What is asked. Scan the records for the string "производственными"; copy each line where it occurs.

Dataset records
☆ ☆ ☆
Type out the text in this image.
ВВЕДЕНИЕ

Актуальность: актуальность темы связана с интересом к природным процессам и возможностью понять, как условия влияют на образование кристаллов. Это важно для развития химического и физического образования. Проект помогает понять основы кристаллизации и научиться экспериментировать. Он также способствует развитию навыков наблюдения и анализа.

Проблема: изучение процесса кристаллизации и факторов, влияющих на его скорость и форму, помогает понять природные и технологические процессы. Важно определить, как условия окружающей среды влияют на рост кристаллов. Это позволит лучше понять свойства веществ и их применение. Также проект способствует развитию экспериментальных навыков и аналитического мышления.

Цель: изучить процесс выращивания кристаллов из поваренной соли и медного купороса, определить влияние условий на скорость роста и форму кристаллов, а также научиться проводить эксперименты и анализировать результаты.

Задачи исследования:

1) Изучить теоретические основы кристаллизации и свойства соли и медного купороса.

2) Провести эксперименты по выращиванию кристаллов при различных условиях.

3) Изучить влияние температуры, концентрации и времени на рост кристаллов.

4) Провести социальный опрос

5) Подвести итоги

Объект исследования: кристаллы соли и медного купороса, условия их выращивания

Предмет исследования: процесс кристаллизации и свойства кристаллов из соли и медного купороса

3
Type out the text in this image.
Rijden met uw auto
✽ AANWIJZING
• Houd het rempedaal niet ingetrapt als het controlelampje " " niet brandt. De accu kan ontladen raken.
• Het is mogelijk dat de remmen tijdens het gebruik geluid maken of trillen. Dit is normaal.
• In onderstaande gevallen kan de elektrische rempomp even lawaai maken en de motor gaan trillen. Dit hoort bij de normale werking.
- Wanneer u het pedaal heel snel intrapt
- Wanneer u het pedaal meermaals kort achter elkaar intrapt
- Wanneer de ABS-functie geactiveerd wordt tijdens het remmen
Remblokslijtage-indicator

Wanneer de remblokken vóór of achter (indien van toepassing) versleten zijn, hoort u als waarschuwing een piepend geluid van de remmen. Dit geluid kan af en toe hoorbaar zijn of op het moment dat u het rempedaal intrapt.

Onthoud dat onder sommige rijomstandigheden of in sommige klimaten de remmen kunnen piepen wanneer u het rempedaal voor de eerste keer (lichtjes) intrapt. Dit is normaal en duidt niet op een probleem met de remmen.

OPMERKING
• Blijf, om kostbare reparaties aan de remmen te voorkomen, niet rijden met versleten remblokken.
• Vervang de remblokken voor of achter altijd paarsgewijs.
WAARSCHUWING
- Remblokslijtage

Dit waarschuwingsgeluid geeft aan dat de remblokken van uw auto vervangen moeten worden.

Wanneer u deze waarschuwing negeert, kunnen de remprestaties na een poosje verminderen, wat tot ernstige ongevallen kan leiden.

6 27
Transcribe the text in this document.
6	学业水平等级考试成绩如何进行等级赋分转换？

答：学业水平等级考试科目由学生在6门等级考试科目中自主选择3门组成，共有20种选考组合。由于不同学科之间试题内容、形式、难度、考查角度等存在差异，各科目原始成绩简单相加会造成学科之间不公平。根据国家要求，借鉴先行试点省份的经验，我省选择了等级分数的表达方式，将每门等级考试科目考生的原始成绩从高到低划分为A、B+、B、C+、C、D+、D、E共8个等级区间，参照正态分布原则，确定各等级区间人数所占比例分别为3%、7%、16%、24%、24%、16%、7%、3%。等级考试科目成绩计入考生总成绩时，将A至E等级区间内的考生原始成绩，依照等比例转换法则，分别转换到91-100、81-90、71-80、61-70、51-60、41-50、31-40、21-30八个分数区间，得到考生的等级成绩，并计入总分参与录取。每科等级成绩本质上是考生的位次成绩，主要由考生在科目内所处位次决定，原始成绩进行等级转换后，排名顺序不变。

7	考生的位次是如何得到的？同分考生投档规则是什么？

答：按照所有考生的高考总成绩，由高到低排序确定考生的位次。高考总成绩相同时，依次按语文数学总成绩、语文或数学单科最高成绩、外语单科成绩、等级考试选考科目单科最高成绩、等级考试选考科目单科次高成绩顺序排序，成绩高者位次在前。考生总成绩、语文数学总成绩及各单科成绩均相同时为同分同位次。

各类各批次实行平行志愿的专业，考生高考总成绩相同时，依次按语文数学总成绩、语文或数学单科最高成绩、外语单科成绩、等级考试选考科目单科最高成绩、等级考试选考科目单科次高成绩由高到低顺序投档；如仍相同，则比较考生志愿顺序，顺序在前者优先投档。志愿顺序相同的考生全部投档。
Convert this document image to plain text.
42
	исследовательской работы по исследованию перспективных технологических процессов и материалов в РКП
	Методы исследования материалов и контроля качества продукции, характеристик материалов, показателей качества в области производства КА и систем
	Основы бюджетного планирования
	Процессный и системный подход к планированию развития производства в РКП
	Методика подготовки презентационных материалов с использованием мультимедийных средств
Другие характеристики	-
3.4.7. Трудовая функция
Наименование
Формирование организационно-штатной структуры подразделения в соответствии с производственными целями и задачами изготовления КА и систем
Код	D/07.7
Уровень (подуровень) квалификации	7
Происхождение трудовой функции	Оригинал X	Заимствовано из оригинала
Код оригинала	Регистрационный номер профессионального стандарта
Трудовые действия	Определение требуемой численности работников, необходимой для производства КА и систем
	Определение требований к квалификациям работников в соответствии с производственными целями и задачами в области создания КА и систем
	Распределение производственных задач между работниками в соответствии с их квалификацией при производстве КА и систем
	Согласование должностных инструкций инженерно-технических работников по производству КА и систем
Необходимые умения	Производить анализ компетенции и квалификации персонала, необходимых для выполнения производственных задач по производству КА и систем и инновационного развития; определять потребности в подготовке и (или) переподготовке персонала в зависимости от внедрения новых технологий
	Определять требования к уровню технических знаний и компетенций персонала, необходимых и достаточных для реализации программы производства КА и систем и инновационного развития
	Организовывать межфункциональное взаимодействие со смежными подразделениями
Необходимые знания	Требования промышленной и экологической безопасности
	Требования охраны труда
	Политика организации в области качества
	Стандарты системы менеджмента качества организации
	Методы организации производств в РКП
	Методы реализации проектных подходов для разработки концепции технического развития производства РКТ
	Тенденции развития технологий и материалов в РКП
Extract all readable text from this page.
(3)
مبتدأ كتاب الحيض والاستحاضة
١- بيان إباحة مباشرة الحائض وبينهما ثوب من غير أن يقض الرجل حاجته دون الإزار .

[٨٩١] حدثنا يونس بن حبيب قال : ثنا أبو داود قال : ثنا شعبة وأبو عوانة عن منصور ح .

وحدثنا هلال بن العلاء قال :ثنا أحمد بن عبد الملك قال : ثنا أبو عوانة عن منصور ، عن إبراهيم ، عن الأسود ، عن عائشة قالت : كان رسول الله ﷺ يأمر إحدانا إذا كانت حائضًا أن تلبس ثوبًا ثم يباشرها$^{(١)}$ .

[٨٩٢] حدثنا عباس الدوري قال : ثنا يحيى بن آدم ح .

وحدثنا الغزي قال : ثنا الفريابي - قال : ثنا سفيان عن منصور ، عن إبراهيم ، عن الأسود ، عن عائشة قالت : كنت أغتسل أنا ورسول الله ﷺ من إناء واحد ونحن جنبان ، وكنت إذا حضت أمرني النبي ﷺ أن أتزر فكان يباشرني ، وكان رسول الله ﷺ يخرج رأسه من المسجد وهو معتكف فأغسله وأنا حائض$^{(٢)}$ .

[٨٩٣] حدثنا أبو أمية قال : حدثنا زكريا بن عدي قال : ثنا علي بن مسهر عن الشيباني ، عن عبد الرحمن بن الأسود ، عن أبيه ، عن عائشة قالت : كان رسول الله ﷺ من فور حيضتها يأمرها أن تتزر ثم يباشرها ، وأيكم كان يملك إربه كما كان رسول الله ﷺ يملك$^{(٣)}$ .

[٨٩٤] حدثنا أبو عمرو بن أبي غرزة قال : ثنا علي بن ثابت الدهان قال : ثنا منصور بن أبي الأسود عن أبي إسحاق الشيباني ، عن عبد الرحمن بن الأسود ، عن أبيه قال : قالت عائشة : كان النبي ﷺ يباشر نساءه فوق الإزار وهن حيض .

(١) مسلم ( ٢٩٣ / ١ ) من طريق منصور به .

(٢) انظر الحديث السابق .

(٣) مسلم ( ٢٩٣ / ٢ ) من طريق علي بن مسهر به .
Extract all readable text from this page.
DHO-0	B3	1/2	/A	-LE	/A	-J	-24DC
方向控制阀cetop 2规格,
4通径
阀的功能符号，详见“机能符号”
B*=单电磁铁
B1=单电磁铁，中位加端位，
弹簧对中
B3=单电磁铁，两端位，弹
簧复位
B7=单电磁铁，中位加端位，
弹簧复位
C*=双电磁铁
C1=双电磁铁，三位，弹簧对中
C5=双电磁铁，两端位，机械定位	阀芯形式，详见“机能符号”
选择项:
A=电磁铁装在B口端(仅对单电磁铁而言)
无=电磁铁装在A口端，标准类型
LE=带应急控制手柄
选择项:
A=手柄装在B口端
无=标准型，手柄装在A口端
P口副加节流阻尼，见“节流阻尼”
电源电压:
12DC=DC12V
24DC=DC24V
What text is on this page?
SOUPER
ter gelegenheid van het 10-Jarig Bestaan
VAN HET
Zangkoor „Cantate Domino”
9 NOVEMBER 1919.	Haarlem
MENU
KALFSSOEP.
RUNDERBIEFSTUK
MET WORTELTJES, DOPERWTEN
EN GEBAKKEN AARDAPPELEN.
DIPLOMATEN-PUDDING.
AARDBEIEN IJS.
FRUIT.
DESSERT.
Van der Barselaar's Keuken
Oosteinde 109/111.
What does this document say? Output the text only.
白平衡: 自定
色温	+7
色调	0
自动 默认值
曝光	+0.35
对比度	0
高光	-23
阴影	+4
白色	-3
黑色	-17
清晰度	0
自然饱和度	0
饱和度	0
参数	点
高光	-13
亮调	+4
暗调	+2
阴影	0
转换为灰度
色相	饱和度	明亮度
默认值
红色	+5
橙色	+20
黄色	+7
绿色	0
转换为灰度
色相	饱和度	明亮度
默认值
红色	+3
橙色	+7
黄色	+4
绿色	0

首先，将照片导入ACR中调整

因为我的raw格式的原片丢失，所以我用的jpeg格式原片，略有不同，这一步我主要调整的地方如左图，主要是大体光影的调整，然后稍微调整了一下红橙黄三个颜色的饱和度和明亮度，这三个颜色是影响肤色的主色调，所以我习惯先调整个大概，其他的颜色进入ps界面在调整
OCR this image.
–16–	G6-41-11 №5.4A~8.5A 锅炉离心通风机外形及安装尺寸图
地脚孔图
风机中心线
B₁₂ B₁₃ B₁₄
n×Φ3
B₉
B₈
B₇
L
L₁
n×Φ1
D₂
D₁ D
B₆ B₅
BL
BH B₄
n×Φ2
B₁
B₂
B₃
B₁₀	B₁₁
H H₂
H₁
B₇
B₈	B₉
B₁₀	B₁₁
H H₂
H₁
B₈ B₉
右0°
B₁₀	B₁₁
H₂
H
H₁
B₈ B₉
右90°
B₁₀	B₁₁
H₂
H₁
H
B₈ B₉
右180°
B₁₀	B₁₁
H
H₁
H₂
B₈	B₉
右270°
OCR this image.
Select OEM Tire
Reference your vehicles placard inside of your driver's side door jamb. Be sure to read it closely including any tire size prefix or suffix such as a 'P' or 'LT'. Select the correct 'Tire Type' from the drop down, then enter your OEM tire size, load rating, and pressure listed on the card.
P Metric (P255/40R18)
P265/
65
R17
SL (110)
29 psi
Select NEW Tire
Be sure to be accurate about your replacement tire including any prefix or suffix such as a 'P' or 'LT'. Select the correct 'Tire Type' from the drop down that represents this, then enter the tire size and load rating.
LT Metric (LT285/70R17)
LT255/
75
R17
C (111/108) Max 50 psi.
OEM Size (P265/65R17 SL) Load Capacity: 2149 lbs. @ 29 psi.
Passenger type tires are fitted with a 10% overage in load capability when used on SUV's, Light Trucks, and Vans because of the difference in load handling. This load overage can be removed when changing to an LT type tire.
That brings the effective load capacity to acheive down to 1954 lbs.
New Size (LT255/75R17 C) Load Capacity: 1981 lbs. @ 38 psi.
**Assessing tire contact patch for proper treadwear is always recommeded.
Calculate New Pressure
☆ ☆ ☆
Expected answer.
Формирование организационно-штатной структуры подразделения в соответствии с производственными целями и задачами изготовления КА и систем
	Определение требований к квалификациям работников в соответствии с производственными целями и задачами в области создания КА и систем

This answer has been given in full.